--- begin Stored data ---

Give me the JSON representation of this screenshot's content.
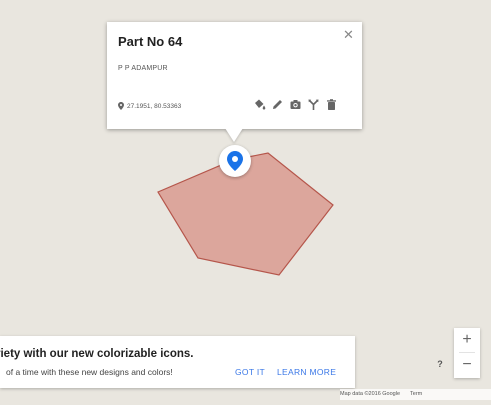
{
  "map": {
    "background_color": "#e9e6df",
    "polygon_fill": "#d99a90",
    "polygon_stroke": "#b5564b"
  },
  "info_window": {
    "title": "Part No 64",
    "subtitle": "P P ADAMPUR",
    "coordinates": "27.1951, 80.53363",
    "coords_icon": "location-pin-icon",
    "close_icon": "close-icon",
    "actions": [
      "paint-bucket-icon",
      "pencil-icon",
      "camera-icon",
      "directions-icon",
      "trash-icon"
    ]
  },
  "marker": {
    "icon": "blue-map-pin-icon",
    "color": "#1a73e8"
  },
  "promo": {
    "title": "riety with our new colorizable icons.",
    "body": "of a time with these new designs and colors!",
    "got_it": "GOT IT",
    "learn_more": "LEARN MORE",
    "accent": "#3b78e7"
  },
  "controls": {
    "zoom_in": "+",
    "zoom_out": "−",
    "help": "?"
  },
  "attribution": {
    "text": "Map data ©2016 Google",
    "terms": "Term"
  }
}
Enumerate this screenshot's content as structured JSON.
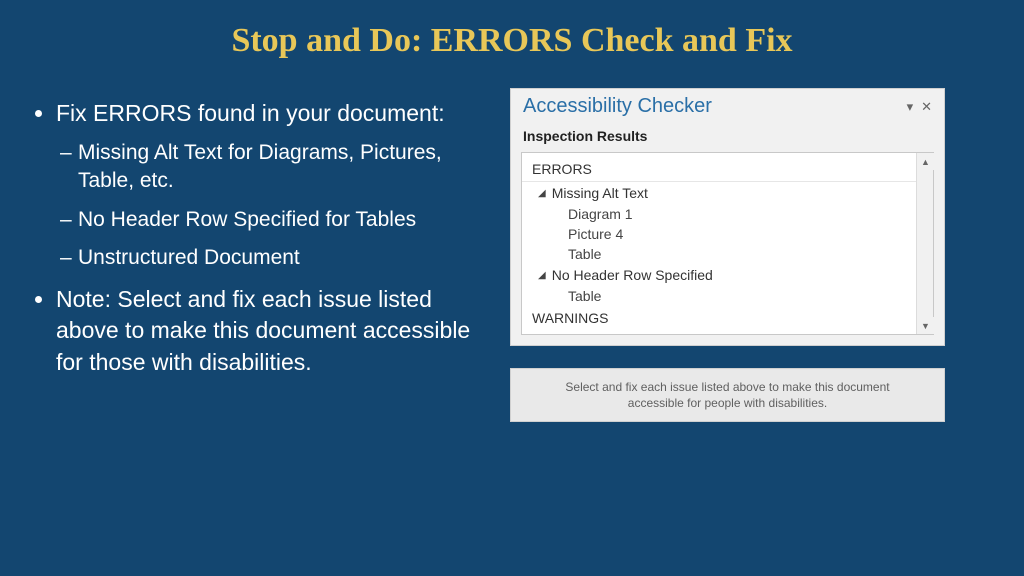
{
  "slide": {
    "title": "Stop and Do: ERRORS Check and Fix",
    "bullets": {
      "b0": {
        "text": "Fix ERRORS found in your document:",
        "sub": {
          "s0": "Missing Alt Text for Diagrams, Pictures, Table, etc.",
          "s1": "No Header Row Specified for Tables",
          "s2": "Unstructured Document"
        }
      },
      "b1": {
        "text": "Note: Select and fix each issue listed above to make this document accessible for those with disabilities."
      }
    }
  },
  "panel": {
    "title": "Accessibility Checker",
    "dropdown_glyph": "▾",
    "close_glyph": "✕",
    "sub": "Inspection Results",
    "sections": {
      "errors_label": "ERRORS",
      "warnings_label": "WARNINGS",
      "group0": {
        "label": "Missing Alt Text",
        "items": {
          "i0": "Diagram 1",
          "i1": "Picture 4",
          "i2": "Table"
        }
      },
      "group1": {
        "label": "No Header Row Specified",
        "items": {
          "i0": "Table"
        }
      }
    },
    "scroll": {
      "up": "▲",
      "down": "▼"
    }
  },
  "hint": {
    "text": "Select and fix each issue listed above to make this document accessible for people with disabilities."
  }
}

--- end Stored data ---

## What is being asked
Look through the entries above for the word "make". Copy every line where it shows up.

## Solution to the exercise
        "text": "Note: Select and fix each issue listed above to make this document accessible for those with disabilities."
    "text": "Select and fix each issue listed above to make this document accessible for people with disabilities."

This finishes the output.